>> BEGIN SUPPLIED MATERIAL

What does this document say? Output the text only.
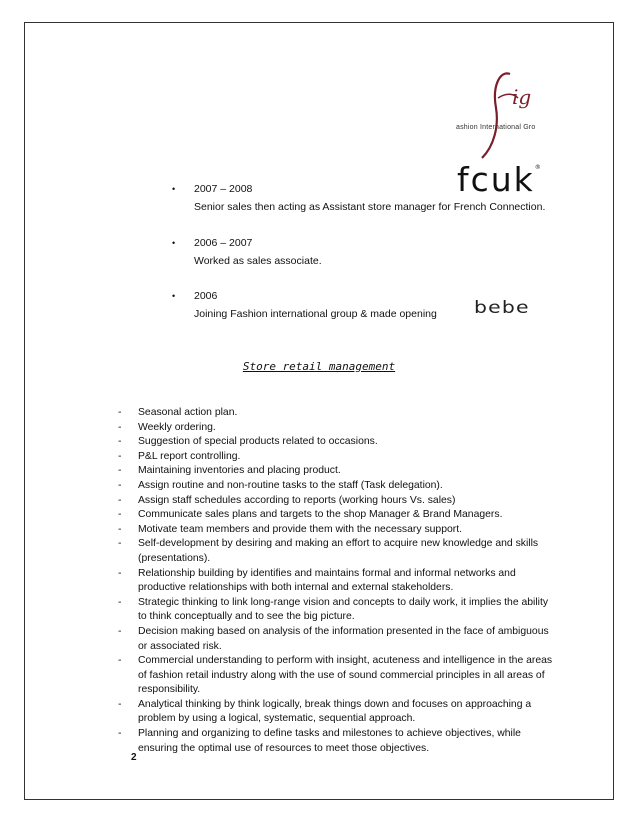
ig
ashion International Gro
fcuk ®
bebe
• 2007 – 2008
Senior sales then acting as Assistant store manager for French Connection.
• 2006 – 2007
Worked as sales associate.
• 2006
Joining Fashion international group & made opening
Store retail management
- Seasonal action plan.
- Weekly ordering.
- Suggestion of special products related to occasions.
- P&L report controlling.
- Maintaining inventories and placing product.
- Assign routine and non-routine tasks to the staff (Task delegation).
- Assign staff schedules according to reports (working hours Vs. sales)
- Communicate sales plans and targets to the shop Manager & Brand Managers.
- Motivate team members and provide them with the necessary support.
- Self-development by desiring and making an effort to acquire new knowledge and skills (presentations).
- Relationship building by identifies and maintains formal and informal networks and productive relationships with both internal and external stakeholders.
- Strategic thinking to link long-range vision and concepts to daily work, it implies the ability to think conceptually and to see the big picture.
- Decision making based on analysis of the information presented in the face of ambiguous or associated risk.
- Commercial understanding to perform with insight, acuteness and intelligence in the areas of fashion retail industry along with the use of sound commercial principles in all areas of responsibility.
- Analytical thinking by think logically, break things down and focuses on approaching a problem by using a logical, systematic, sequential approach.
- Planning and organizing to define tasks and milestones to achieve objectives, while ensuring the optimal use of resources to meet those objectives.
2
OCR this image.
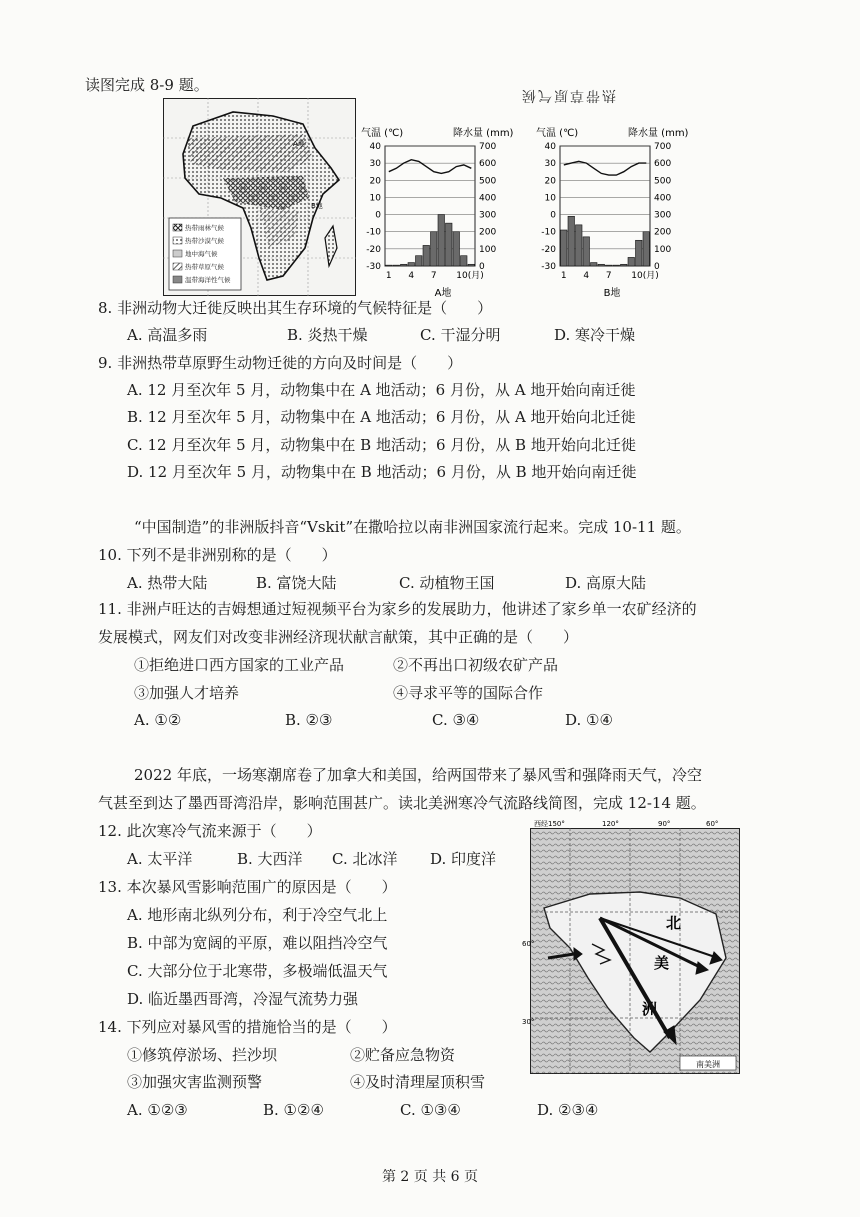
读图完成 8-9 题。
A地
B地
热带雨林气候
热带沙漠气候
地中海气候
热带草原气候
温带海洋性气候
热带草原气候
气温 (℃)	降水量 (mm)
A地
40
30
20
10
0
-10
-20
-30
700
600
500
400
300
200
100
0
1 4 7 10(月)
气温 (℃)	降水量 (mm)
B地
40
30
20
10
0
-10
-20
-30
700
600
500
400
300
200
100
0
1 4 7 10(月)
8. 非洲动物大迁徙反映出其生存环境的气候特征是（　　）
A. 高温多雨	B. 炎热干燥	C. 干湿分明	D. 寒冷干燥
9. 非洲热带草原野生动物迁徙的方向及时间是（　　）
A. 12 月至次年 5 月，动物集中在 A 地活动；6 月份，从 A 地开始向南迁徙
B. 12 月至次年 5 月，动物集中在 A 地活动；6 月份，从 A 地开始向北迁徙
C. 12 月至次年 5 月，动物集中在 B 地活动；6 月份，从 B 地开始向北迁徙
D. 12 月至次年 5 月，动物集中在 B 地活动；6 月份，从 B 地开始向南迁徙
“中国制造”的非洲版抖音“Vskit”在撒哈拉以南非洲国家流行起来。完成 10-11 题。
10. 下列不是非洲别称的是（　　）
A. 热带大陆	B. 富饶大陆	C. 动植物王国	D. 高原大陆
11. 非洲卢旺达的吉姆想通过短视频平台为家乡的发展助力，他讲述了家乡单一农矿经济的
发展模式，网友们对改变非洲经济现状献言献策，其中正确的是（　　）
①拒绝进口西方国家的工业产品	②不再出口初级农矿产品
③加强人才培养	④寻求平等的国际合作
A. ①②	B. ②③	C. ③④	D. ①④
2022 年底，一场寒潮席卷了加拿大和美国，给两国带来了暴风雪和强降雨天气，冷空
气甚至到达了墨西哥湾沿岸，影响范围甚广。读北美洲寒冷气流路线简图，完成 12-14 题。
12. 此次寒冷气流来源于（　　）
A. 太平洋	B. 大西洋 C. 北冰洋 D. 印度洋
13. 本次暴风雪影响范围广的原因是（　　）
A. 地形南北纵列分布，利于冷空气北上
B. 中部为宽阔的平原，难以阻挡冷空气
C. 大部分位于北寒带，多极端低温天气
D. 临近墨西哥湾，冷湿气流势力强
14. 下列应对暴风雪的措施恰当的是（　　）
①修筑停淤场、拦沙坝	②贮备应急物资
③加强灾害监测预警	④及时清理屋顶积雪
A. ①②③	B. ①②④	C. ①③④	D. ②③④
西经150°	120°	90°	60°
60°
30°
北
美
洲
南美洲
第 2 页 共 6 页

>> END SUPPLIED MATERIAL
>> BEGIN SUPPLIED MATERIAL

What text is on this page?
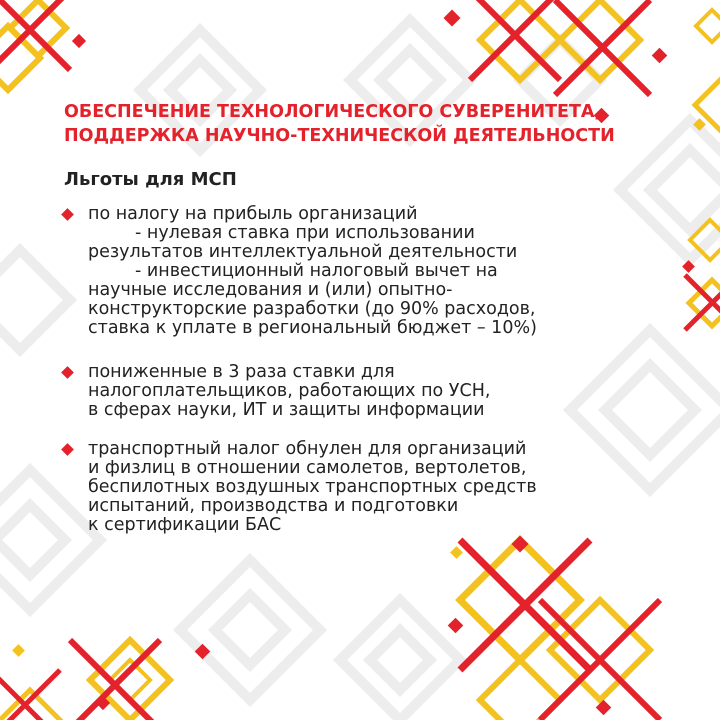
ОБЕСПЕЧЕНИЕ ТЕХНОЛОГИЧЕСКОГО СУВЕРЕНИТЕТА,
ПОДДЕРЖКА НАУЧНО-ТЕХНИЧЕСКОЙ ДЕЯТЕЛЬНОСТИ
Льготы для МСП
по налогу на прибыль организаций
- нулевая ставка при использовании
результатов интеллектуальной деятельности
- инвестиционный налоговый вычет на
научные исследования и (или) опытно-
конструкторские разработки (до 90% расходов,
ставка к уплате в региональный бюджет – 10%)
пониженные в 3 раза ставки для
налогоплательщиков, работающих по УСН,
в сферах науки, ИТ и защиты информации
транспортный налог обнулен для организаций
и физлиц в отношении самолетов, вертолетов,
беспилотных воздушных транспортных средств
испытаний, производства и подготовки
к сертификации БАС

>> END SUPPLIED MATERIAL

AIM.
Gather all lines from the listing above in which "retail" occurs.

TASK RESPONSE.
Store retail management
- Commercial understanding to perform with insight, acuteness and intelligence in the areas of fashion retail industry along with the use of sound commercial principles in all areas of responsibility.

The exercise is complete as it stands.